Arseny Grigoryevich Golovko (; 10 June 1906 – 17 May 1962) was a Soviet admiral, whose naval service extended from the 1920s through the early Cold War.

Service
He entered the Soviet Navy in 1925 and graduated in 1928 from the M.V. Frunze Higher Naval School in Leningrad.  After that he served in various Fleet assignments.  In 1937 and 1938 he took part in the Spanish Civil War on the side of the Republicans.  After his return to the USSR he attended the naval warfare school.  From 1940 to 1946, during the Second World War, he was Commander of the Soviet Northern Fleet.

After the war he held various naval commands, among them Commander of the Baltic Fleet.  In 1956 he was named First Deputy Commander-in-Chief of the Soviet Navy. He died in 1962.

WHAT THIS EXERCISE ASKS:
**1.** List every named post that the biography of Arseny Golovko says he held.
**2.** According to the biography of Arseny Golovko, from which school in Leningrad did he graduate in 1928?
**3.** Turn the paragraph of the biography of Arseny Golovko that begins "He entered the Soviet Navy in 1925" into a short list that keeps its main facts.

MATERIAL:

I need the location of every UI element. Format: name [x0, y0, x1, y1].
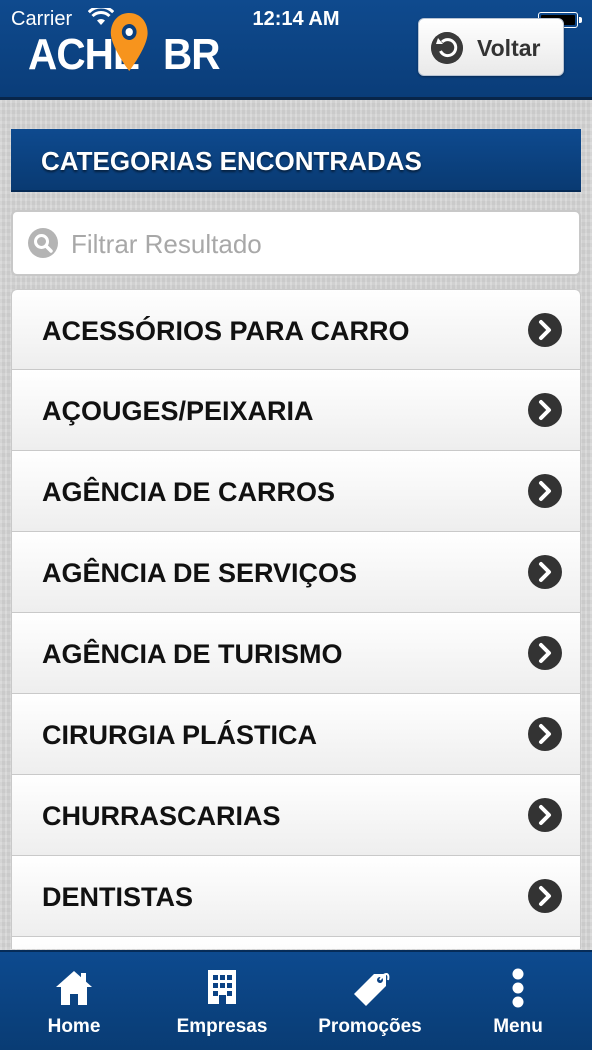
...
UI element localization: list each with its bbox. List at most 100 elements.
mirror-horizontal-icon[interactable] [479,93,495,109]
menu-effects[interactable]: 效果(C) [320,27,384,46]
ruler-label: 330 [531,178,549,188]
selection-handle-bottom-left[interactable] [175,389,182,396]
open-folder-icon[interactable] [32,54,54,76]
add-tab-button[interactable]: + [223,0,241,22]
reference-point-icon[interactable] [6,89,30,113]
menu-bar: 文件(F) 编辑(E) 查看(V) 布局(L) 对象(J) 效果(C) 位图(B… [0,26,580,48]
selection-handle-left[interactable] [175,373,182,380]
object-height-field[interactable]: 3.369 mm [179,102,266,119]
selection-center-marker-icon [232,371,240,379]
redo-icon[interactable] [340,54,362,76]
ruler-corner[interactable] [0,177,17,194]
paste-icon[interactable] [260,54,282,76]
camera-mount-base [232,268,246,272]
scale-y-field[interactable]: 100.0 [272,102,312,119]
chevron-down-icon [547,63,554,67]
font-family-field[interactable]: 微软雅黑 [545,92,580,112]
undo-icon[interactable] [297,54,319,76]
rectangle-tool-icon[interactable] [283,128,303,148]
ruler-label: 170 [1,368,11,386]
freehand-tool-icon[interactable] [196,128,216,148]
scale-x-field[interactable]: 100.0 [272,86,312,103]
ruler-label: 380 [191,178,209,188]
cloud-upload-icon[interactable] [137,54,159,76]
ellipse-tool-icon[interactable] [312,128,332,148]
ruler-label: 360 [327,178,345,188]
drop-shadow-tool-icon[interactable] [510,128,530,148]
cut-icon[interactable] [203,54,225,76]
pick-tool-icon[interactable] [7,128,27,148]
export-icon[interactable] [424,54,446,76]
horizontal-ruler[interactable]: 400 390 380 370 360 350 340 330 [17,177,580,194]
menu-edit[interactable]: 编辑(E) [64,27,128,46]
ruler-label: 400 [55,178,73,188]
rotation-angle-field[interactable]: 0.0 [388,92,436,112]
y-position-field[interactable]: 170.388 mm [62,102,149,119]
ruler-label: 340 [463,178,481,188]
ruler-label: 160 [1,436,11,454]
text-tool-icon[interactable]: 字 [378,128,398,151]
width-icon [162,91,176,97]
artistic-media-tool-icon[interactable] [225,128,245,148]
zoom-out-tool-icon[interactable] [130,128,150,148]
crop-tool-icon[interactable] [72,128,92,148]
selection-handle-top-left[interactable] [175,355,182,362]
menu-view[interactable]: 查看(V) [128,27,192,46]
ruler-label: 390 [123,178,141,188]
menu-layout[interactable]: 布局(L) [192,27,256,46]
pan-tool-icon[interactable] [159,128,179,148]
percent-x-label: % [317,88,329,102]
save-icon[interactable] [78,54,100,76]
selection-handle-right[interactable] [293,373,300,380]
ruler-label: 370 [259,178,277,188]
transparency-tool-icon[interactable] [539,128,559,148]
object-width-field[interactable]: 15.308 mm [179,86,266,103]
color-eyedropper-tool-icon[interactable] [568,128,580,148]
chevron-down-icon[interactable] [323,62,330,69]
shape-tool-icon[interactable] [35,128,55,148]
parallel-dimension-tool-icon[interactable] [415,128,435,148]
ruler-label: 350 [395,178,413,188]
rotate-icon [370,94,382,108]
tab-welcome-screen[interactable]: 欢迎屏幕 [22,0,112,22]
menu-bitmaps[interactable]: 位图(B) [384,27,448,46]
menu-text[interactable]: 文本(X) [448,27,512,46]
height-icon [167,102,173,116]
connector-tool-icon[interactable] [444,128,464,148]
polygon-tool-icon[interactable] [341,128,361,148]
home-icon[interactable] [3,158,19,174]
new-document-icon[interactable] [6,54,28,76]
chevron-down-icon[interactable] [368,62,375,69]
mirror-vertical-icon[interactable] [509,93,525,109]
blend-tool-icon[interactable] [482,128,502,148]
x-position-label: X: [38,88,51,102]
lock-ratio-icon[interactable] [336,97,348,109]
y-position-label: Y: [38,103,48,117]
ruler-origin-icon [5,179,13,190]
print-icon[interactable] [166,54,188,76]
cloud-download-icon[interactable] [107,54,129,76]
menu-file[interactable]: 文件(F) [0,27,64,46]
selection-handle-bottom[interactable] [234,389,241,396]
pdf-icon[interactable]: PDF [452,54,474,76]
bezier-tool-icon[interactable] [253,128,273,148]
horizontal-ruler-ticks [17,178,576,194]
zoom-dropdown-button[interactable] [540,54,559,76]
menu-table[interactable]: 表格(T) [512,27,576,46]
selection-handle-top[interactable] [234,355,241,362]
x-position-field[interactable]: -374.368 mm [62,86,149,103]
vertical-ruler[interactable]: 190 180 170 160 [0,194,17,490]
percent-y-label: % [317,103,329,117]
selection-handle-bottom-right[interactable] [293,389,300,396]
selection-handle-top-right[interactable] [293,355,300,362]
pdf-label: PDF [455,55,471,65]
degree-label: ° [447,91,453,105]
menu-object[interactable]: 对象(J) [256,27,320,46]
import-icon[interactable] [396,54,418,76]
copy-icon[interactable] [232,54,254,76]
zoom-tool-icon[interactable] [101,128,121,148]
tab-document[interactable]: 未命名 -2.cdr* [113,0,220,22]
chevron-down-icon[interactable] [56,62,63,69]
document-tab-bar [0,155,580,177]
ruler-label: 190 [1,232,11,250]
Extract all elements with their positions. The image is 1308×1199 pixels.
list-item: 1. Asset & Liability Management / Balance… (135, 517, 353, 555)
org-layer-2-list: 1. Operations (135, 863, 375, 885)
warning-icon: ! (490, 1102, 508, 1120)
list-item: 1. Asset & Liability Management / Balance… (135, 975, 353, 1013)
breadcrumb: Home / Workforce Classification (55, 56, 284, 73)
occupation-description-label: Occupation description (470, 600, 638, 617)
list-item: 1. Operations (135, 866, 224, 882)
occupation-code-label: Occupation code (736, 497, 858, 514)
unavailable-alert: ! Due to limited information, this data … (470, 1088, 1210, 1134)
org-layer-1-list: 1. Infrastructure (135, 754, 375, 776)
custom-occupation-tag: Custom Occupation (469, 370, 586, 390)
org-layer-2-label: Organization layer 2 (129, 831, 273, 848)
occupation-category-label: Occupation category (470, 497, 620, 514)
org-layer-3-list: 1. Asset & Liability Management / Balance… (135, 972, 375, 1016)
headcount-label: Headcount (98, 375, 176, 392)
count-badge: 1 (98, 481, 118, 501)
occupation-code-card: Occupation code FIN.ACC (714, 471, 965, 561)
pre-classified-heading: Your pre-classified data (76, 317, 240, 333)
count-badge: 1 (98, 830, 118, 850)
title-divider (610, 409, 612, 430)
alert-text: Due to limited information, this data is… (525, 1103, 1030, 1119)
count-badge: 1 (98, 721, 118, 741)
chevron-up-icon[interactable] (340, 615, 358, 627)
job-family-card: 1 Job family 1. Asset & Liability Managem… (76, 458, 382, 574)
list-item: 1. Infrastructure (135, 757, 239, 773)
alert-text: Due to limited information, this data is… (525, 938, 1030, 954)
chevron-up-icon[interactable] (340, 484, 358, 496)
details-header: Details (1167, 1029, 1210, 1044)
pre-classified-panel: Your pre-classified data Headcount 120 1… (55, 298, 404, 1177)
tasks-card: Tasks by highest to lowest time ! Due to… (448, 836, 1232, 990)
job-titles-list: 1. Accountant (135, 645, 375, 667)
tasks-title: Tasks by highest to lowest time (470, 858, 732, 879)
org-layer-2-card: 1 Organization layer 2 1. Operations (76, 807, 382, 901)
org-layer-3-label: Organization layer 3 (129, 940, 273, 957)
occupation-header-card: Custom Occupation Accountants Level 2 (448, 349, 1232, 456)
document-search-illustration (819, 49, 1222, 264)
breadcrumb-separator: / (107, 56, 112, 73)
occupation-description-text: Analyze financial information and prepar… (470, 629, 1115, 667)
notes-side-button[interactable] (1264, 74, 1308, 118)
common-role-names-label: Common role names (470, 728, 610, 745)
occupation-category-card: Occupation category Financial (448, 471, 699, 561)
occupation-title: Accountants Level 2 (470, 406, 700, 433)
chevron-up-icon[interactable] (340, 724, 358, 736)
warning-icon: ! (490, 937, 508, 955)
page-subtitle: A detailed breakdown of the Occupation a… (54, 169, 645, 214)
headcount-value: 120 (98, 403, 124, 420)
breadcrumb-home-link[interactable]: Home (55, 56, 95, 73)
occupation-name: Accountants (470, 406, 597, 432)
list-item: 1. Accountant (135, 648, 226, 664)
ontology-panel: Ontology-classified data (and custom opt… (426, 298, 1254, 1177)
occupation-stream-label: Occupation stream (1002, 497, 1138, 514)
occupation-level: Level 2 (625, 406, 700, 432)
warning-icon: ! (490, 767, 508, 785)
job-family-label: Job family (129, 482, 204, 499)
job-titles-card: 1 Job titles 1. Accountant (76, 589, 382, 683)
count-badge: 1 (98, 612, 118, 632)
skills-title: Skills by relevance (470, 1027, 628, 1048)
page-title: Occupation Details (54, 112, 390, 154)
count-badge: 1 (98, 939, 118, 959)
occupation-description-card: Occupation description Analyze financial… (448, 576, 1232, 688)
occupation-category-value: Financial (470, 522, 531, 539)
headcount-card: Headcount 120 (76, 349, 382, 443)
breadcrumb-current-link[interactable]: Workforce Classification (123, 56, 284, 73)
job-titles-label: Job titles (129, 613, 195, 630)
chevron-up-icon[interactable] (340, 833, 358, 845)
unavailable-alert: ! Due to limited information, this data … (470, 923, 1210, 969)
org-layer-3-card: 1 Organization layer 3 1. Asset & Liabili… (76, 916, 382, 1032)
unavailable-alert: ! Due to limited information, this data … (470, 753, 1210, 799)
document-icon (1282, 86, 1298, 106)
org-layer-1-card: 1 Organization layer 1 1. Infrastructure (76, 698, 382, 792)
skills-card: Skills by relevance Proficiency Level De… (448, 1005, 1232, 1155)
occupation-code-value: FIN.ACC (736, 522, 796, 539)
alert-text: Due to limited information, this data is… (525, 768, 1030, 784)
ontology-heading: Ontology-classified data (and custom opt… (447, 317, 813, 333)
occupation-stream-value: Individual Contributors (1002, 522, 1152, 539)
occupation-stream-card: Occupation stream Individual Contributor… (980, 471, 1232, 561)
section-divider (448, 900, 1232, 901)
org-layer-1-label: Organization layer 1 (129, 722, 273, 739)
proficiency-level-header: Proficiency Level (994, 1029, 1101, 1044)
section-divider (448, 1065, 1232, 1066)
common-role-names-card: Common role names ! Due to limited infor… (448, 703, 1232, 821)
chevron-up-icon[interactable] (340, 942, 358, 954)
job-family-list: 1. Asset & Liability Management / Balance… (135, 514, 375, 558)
...
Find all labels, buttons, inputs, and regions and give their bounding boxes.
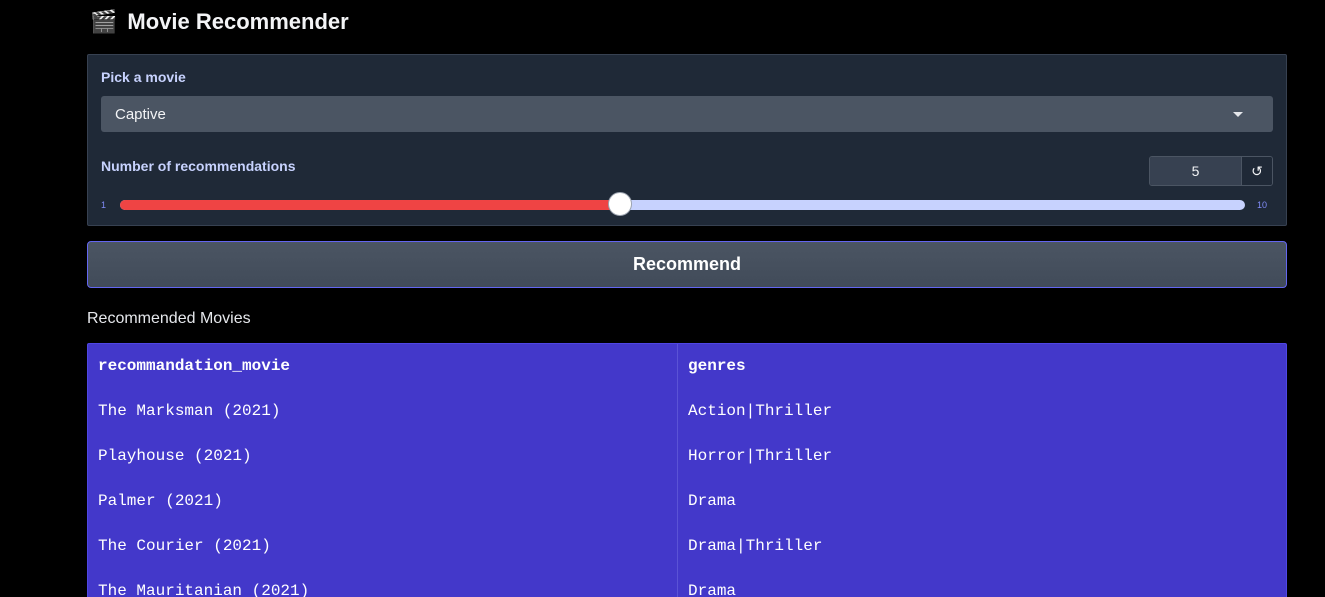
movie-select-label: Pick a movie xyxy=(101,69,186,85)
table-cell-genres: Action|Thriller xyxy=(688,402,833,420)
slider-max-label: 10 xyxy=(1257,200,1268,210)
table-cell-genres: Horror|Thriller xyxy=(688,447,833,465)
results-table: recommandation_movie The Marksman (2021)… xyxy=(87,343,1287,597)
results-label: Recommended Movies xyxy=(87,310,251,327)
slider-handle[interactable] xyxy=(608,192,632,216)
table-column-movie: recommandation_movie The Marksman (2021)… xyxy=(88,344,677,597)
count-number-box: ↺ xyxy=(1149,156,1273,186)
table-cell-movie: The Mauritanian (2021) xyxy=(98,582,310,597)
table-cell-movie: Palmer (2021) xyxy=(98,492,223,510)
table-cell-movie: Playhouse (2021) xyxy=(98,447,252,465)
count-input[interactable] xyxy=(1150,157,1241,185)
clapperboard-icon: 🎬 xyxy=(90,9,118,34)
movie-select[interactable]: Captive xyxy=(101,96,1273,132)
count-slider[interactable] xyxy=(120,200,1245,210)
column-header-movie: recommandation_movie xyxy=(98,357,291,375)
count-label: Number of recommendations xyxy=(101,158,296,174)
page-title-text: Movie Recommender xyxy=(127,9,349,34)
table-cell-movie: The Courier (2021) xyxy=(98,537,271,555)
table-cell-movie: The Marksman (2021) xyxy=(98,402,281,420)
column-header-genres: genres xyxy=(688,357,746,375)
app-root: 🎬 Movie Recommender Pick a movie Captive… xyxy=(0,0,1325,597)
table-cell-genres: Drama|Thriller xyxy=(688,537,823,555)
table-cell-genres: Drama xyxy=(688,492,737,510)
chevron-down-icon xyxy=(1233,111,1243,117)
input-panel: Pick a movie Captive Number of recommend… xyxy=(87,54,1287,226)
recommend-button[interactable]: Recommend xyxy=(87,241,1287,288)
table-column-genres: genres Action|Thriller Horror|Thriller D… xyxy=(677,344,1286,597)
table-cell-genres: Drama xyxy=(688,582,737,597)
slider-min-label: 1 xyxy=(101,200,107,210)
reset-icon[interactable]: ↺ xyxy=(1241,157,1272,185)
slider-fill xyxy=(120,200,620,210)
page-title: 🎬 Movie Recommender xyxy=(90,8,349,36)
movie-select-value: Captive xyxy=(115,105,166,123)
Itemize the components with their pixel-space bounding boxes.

FULL ANSWERS:
**1.**
- Commander of the Soviet Northern Fleet
- Commander of the Baltic Fleet
- First Deputy Commander-in-Chief of the Soviet Navy

**2.** He graduated from the M.V. Frunze Higher Naval School.

**3.**
- 1925: entered the Soviet Navy
- 1928: graduated from the M.V. Frunze Higher Naval School in Leningrad, then served in various Fleet assignments
- 1937–1938: fought for the Republicans in the Spanish Civil War
- After returning to the USSR: attended the naval warfare school
- 1940–1946: commanded the Soviet Northern Fleet during the Second World War